[Figure contents as structured data]
#####

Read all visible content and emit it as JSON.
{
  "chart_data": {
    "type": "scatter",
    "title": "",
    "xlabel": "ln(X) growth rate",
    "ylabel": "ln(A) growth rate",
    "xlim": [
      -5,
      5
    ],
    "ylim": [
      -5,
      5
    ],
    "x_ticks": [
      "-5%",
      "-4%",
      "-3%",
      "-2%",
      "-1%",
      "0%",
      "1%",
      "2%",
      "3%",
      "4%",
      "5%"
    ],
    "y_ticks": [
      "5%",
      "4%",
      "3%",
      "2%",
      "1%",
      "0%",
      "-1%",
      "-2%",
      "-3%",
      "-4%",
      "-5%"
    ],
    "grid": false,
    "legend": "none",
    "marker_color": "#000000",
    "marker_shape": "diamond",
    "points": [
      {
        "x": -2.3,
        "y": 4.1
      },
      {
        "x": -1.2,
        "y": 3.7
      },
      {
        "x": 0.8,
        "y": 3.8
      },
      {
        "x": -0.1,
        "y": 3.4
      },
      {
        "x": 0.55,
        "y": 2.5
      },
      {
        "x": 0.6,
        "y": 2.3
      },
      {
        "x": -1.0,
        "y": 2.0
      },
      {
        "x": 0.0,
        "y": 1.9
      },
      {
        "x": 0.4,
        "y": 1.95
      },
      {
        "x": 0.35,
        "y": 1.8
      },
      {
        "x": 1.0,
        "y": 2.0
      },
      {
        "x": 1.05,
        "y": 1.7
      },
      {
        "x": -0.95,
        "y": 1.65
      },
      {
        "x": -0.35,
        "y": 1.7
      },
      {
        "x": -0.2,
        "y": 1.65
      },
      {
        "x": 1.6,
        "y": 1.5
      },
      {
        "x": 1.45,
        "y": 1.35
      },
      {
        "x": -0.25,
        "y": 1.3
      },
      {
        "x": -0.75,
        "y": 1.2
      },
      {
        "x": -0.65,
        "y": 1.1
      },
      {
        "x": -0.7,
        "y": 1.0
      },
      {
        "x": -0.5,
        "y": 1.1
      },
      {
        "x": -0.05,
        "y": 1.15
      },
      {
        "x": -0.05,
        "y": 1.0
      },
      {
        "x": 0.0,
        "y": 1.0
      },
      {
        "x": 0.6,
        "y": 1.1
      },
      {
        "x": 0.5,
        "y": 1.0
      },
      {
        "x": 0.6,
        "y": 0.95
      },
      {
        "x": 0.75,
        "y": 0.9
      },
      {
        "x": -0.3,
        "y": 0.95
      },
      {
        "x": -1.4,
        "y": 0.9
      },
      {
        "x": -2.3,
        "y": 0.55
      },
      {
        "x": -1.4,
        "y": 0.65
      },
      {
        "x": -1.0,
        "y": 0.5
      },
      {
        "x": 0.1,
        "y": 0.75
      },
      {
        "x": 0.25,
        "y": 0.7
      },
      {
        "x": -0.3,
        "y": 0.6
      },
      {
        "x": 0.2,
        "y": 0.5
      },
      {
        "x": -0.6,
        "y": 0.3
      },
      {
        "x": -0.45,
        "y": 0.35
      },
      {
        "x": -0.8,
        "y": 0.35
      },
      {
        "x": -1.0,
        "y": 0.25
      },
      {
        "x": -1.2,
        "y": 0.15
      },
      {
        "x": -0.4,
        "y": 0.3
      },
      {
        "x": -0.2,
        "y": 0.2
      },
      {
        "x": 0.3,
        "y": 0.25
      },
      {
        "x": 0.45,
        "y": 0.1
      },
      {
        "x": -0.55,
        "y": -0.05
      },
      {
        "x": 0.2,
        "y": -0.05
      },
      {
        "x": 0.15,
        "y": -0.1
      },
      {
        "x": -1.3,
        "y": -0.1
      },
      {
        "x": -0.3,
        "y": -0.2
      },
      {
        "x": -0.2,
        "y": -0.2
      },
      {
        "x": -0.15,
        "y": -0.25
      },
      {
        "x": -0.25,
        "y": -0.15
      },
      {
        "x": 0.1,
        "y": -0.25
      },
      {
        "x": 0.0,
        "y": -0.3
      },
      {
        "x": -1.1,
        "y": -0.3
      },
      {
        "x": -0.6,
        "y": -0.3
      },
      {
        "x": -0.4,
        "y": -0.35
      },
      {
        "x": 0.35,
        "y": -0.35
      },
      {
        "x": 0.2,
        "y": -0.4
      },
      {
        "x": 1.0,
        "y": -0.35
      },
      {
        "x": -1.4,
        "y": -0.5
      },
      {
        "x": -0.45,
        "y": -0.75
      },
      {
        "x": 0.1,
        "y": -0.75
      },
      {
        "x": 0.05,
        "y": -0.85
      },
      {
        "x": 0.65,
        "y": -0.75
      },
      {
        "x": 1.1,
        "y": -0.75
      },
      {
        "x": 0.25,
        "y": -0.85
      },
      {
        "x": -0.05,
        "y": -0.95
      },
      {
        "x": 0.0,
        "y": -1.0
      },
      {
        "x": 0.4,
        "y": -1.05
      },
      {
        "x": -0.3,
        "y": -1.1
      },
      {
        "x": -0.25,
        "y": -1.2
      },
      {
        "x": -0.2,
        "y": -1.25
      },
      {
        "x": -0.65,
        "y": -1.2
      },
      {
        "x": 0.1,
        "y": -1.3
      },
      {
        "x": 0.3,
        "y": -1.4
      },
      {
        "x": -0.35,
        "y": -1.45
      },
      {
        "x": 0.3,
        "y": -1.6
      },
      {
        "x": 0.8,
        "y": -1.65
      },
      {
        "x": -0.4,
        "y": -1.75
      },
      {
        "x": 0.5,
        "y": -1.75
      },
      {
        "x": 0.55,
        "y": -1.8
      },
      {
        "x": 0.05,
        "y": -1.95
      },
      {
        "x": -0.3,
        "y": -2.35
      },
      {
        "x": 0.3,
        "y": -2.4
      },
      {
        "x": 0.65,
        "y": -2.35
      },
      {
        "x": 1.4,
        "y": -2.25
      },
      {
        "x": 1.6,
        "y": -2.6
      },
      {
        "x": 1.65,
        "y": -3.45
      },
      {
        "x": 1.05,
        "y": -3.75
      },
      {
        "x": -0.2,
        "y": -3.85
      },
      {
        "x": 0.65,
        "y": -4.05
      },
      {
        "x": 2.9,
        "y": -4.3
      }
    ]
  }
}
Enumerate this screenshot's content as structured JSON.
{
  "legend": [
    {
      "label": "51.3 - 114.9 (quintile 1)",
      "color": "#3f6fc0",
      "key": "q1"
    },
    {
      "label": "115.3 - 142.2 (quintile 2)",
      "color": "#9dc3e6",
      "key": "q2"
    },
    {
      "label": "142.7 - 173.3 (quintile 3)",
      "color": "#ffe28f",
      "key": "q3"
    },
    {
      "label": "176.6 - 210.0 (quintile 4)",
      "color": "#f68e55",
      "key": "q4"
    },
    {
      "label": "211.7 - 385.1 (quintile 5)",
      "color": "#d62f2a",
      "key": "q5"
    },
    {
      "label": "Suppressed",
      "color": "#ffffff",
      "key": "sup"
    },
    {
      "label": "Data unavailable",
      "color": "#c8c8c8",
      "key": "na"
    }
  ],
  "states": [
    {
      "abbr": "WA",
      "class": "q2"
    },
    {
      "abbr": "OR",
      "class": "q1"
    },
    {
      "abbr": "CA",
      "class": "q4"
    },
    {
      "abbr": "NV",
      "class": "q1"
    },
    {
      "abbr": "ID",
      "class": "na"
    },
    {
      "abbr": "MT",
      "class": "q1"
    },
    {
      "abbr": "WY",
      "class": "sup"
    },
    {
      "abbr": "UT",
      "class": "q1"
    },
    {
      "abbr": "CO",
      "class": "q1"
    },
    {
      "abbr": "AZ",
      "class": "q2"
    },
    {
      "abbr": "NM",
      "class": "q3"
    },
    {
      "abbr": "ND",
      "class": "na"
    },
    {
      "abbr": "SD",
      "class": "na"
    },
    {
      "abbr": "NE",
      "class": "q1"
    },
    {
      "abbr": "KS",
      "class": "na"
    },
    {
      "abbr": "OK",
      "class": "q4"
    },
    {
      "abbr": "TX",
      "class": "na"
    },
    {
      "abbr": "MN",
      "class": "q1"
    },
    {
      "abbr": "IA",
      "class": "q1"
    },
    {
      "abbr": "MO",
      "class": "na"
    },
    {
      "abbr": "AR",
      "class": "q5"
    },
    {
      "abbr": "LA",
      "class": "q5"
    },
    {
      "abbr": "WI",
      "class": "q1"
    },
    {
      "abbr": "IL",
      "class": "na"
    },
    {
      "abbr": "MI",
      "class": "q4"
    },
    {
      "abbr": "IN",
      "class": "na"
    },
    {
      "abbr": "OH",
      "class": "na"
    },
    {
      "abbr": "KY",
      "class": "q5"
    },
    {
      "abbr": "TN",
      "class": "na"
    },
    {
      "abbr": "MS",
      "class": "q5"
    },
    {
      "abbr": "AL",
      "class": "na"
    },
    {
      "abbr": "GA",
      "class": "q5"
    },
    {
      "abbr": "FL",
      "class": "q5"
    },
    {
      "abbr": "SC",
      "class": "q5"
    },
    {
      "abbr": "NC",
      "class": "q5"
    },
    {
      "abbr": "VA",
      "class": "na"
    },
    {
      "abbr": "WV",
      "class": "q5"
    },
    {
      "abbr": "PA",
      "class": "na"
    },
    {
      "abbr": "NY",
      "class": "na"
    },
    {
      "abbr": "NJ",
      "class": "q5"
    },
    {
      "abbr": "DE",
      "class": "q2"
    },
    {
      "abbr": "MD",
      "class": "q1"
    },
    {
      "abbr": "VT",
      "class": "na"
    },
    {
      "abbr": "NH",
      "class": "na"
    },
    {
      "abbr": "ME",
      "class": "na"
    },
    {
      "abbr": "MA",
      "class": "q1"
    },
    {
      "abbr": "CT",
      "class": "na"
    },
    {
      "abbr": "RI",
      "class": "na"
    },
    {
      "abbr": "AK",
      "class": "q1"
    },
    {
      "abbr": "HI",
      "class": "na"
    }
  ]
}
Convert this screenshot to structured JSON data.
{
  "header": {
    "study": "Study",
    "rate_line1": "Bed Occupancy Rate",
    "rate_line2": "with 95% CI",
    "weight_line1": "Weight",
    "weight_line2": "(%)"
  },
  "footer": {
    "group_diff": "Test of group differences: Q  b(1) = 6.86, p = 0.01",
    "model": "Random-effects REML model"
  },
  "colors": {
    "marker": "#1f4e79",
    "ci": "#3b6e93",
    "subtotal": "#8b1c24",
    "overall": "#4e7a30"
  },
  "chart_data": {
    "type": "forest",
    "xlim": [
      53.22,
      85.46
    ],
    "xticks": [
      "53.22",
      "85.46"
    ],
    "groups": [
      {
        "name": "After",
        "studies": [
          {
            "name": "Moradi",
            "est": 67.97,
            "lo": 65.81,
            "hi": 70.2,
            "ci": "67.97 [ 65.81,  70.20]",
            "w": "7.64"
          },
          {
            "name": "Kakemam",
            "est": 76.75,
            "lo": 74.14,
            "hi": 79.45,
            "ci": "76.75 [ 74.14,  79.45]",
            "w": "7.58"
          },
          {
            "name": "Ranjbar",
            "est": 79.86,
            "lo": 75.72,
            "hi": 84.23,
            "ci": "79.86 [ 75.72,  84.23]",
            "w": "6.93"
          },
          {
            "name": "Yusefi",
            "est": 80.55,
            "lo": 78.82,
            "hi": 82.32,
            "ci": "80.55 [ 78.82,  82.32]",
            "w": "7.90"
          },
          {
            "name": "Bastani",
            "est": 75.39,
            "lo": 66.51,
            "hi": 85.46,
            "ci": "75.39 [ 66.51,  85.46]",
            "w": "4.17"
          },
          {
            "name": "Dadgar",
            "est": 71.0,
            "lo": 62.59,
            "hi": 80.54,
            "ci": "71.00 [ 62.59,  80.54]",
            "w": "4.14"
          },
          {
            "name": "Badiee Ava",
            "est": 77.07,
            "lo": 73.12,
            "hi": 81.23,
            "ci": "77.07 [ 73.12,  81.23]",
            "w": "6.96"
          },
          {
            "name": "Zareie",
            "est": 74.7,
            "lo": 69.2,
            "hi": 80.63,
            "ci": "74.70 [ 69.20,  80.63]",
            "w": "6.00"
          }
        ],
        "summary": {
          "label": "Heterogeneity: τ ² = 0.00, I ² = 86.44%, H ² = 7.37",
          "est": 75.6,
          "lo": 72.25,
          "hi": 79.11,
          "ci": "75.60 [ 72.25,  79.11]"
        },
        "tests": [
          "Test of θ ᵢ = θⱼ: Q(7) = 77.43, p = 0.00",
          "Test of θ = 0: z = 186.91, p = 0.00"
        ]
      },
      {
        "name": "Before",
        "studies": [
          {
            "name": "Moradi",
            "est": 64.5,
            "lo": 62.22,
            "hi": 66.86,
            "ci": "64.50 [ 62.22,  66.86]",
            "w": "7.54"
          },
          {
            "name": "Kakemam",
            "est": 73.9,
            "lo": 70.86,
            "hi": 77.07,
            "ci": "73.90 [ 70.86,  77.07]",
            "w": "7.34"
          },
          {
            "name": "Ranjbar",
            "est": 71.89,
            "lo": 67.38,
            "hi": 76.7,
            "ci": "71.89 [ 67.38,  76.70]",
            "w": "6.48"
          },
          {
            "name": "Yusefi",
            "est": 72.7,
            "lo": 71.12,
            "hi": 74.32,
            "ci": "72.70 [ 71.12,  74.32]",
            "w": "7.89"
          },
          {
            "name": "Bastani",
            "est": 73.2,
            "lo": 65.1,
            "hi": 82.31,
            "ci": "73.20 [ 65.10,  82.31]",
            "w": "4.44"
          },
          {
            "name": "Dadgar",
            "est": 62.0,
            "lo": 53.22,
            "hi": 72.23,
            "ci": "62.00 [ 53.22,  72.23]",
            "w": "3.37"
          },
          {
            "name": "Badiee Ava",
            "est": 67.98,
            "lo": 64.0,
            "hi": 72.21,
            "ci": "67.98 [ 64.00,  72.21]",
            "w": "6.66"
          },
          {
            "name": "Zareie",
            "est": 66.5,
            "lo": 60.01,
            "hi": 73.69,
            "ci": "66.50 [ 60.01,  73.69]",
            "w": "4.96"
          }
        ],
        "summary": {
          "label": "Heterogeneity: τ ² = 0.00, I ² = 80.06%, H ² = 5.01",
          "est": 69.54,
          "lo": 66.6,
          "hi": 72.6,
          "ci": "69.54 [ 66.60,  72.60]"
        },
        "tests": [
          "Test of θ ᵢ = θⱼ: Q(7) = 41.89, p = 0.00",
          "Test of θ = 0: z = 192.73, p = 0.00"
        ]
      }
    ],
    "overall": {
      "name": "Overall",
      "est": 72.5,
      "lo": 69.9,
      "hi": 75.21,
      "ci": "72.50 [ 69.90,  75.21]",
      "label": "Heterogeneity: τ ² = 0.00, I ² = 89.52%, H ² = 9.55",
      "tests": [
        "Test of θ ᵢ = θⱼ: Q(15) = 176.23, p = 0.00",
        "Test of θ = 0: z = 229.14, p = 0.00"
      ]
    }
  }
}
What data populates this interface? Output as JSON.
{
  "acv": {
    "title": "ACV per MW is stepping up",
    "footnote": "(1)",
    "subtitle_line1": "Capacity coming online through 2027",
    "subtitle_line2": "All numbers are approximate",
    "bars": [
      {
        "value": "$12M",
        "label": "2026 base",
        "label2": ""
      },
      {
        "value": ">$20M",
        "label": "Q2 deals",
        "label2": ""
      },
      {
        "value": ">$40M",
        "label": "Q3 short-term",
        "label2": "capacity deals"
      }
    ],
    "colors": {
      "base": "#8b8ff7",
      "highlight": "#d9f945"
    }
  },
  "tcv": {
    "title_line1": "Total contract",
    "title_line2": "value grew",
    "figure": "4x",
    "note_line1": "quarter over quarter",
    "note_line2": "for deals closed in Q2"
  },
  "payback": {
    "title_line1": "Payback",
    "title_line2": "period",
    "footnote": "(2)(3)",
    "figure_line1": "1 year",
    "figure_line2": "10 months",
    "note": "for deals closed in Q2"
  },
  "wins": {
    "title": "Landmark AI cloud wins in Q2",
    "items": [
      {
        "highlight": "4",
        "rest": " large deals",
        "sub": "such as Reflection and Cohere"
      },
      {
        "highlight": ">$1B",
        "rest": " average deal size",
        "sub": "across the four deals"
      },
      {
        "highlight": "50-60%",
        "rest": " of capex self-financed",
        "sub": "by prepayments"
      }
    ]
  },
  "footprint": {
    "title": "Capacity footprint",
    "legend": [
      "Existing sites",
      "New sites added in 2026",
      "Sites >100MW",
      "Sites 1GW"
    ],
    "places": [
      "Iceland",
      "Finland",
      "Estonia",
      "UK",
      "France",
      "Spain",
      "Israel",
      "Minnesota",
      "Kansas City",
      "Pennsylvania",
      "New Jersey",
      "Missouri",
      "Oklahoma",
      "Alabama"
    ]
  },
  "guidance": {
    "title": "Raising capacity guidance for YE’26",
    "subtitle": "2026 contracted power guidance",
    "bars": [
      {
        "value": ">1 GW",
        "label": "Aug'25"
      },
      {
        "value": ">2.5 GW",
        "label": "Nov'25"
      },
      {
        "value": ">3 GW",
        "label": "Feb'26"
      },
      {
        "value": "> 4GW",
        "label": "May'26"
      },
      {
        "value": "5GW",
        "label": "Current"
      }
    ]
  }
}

#####

[What you have to do] Look through the entries and find each line that has the string "wins". Copy those lines.

[Exercise solution]
  "wins": {
    "title": "Landmark AI cloud wins in Q2",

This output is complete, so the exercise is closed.